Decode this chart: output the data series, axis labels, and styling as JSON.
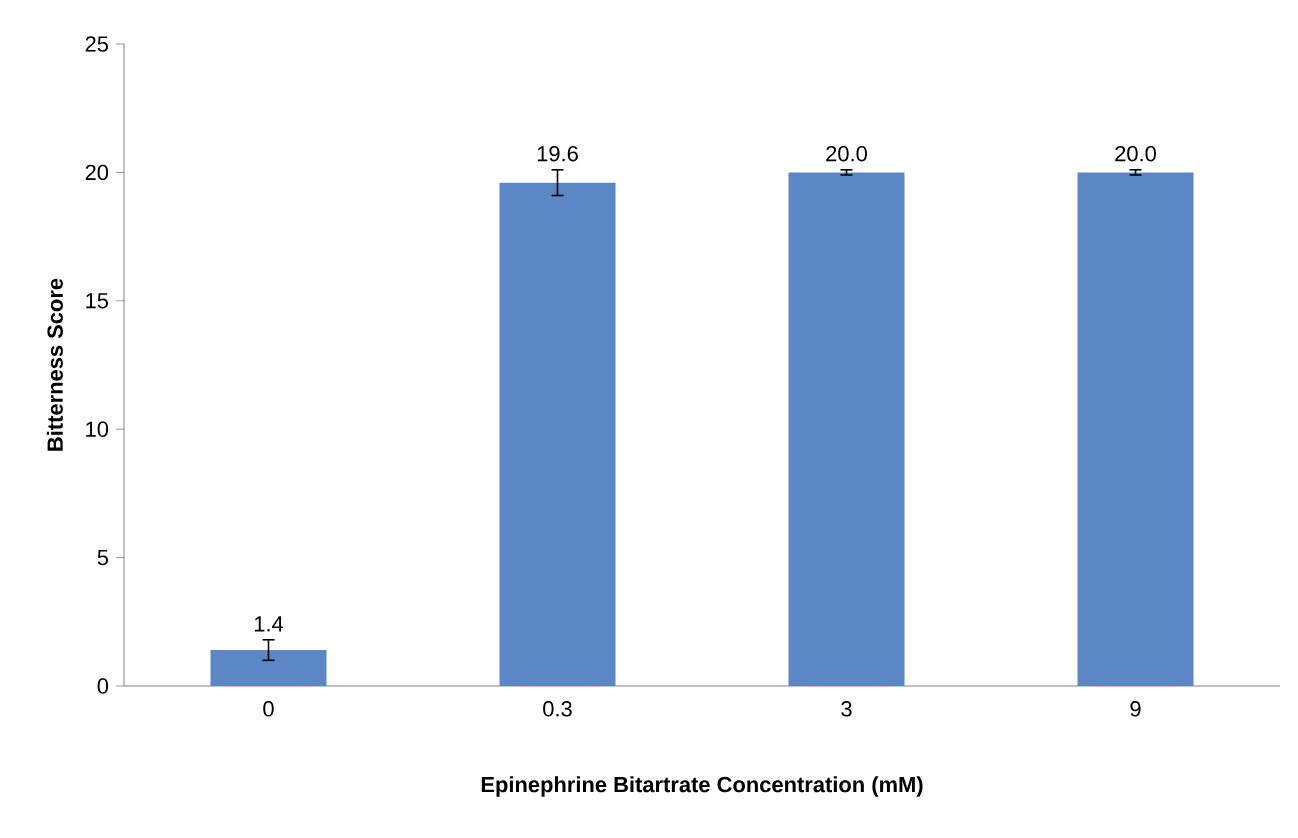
{
  "chart_data": {
    "type": "bar",
    "xlabel": "Epinephrine Bitartrate Concentration (mM)",
    "ylabel": "Bitterness Score",
    "categories": [
      "0",
      "0.3",
      "3",
      "9"
    ],
    "values": [
      1.4,
      19.6,
      20.0,
      20.0
    ],
    "errors": [
      0.4,
      0.5,
      0.1,
      0.1
    ],
    "value_labels": [
      "1.4",
      "19.6",
      "20.0",
      "20.0"
    ],
    "color": "#5b87c5",
    "ylim": [
      0,
      25
    ],
    "yticks": [
      0,
      5,
      10,
      15,
      20,
      25
    ]
  }
}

===

• _WHAT TO PRODUCE_
The pictures should not be reproduced; quote all of the other material exactly.

• _EXERCISE RESPONSE_
Decode this chart: output the data series, axis labels, and styling as JSON.
{
  "chart_data": {
    "type": "bar",
    "xlabel": "Epinephrine Bitartrate Concentration (mM)",
    "ylabel": "Bitterness Score",
    "categories": [
      "0",
      "0.3",
      "3",
      "9"
    ],
    "values": [
      1.4,
      19.6,
      20.0,
      20.0
    ],
    "errors": [
      0.4,
      0.5,
      0.1,
      0.1
    ],
    "value_labels": [
      "1.4",
      "19.6",
      "20.0",
      "20.0"
    ],
    "color": "#5b87c5",
    "ylim": [
      0,
      25
    ],
    "yticks": [
      0,
      5,
      10,
      15,
      20,
      25
    ]
  }
}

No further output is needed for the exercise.